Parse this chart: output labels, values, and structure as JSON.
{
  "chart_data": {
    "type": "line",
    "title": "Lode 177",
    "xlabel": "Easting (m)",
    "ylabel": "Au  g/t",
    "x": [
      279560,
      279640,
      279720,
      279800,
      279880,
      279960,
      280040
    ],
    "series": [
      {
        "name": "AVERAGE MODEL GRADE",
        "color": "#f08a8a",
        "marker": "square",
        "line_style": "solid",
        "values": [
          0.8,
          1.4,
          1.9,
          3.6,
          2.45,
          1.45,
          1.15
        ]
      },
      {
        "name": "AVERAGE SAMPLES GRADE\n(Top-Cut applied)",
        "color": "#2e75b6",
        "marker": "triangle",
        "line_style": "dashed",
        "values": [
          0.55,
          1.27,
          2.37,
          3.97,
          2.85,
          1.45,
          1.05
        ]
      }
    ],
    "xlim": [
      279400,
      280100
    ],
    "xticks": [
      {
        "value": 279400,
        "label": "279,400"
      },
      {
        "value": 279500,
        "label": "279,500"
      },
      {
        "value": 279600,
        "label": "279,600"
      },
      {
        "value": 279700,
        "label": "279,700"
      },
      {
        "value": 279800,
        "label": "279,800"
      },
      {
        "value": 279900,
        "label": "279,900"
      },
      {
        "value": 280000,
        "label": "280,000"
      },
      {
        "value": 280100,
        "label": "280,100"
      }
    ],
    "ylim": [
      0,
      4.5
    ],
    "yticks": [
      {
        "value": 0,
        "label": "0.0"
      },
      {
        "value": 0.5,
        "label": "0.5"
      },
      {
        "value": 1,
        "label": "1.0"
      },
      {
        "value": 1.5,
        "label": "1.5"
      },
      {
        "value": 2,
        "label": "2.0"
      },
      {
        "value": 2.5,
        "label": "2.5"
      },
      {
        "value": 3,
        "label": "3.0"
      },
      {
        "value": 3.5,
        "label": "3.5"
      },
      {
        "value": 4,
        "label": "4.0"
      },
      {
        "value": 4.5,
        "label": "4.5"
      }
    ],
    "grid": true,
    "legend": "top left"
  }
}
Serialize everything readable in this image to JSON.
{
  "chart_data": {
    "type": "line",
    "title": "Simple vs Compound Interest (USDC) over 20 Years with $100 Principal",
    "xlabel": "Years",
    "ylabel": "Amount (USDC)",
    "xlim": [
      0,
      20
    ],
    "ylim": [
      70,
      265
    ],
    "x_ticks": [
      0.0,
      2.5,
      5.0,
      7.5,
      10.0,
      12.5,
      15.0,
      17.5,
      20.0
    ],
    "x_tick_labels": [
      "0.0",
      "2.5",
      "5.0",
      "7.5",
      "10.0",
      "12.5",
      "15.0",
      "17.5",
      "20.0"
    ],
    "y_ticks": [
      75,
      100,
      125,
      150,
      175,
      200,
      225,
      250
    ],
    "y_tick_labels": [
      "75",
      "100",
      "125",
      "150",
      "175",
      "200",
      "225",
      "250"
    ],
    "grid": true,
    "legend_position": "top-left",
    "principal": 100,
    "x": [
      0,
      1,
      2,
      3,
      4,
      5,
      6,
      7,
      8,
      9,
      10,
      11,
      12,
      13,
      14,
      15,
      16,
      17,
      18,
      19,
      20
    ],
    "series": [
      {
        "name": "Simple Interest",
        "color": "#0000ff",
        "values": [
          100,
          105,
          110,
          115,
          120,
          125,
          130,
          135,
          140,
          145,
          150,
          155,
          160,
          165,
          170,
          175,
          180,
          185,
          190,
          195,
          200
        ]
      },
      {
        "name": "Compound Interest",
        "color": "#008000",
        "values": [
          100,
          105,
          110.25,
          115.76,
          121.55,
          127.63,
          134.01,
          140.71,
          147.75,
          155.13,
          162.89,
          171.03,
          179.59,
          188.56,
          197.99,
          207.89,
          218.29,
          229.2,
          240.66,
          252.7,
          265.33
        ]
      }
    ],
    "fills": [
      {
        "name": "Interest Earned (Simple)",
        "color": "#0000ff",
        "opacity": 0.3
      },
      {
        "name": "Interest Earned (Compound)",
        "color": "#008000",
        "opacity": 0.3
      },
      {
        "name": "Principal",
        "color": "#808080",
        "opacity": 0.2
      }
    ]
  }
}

Required task: Every entry in the listing must be retyped exactly.

Reply:
Parse this chart: output labels, values, and structure as JSON.
{
  "chart_data": {
    "type": "line",
    "title": "Lode 177",
    "xlabel": "Easting (m)",
    "ylabel": "Au  g/t",
    "x": [
      279560,
      279640,
      279720,
      279800,
      279880,
      279960,
      280040
    ],
    "series": [
      {
        "name": "AVERAGE MODEL GRADE",
        "color": "#f08a8a",
        "marker": "square",
        "line_style": "solid",
        "values": [
          0.8,
          1.4,
          1.9,
          3.6,
          2.45,
          1.45,
          1.15
        ]
      },
      {
        "name": "AVERAGE SAMPLES GRADE\n(Top-Cut applied)",
        "color": "#2e75b6",
        "marker": "triangle",
        "line_style": "dashed",
        "values": [
          0.55,
          1.27,
          2.37,
          3.97,
          2.85,
          1.45,
          1.05
        ]
      }
    ],
    "xlim": [
      279400,
      280100
    ],
    "xticks": [
      {
        "value": 279400,
        "label": "279,400"
      },
      {
        "value": 279500,
        "label": "279,500"
      },
      {
        "value": 279600,
        "label": "279,600"
      },
      {
        "value": 279700,
        "label": "279,700"
      },
      {
        "value": 279800,
        "label": "279,800"
      },
      {
        "value": 279900,
        "label": "279,900"
      },
      {
        "value": 280000,
        "label": "280,000"
      },
      {
        "value": 280100,
        "label": "280,100"
      }
    ],
    "ylim": [
      0,
      4.5
    ],
    "yticks": [
      {
        "value": 0,
        "label": "0.0"
      },
      {
        "value": 0.5,
        "label": "0.5"
      },
      {
        "value": 1,
        "label": "1.0"
      },
      {
        "value": 1.5,
        "label": "1.5"
      },
      {
        "value": 2,
        "label": "2.0"
      },
      {
        "value": 2.5,
        "label": "2.5"
      },
      {
        "value": 3,
        "label": "3.0"
      },
      {
        "value": 3.5,
        "label": "3.5"
      },
      {
        "value": 4,
        "label": "4.0"
      },
      {
        "value": 4.5,
        "label": "4.5"
      }
    ],
    "grid": true,
    "legend": "top left"
  }
}
Serialize everything readable in this image to JSON.
{
  "chart_data": {
    "type": "line",
    "title": "Simple vs Compound Interest (USDC) over 20 Years with $100 Principal",
    "xlabel": "Years",
    "ylabel": "Amount (USDC)",
    "xlim": [
      0,
      20
    ],
    "ylim": [
      70,
      265
    ],
    "x_ticks": [
      0.0,
      2.5,
      5.0,
      7.5,
      10.0,
      12.5,
      15.0,
      17.5,
      20.0
    ],
    "x_tick_labels": [
      "0.0",
      "2.5",
      "5.0",
      "7.5",
      "10.0",
      "12.5",
      "15.0",
      "17.5",
      "20.0"
    ],
    "y_ticks": [
      75,
      100,
      125,
      150,
      175,
      200,
      225,
      250
    ],
    "y_tick_labels": [
      "75",
      "100",
      "125",
      "150",
      "175",
      "200",
      "225",
      "250"
    ],
    "grid": true,
    "legend_position": "top-left",
    "principal": 100,
    "x": [
      0,
      1,
      2,
      3,
      4,
      5,
      6,
      7,
      8,
      9,
      10,
      11,
      12,
      13,
      14,
      15,
      16,
      17,
      18,
      19,
      20
    ],
    "series": [
      {
        "name": "Simple Interest",
        "color": "#0000ff",
        "values": [
          100,
          105,
          110,
          115,
          120,
          125,
          130,
          135,
          140,
          145,
          150,
          155,
          160,
          165,
          170,
          175,
          180,
          185,
          190,
          195,
          200
        ]
      },
      {
        "name": "Compound Interest",
        "color": "#008000",
        "values": [
          100,
          105,
          110.25,
          115.76,
          121.55,
          127.63,
          134.01,
          140.71,
          147.75,
          155.13,
          162.89,
          171.03,
          179.59,
          188.56,
          197.99,
          207.89,
          218.29,
          229.2,
          240.66,
          252.7,
          265.33
        ]
      }
    ],
    "fills": [
      {
        "name": "Interest Earned (Simple)",
        "color": "#0000ff",
        "opacity": 0.3
      },
      {
        "name": "Interest Earned (Compound)",
        "color": "#008000",
        "opacity": 0.3
      },
      {
        "name": "Principal",
        "color": "#808080",
        "opacity": 0.2
      }
    ]
  }
}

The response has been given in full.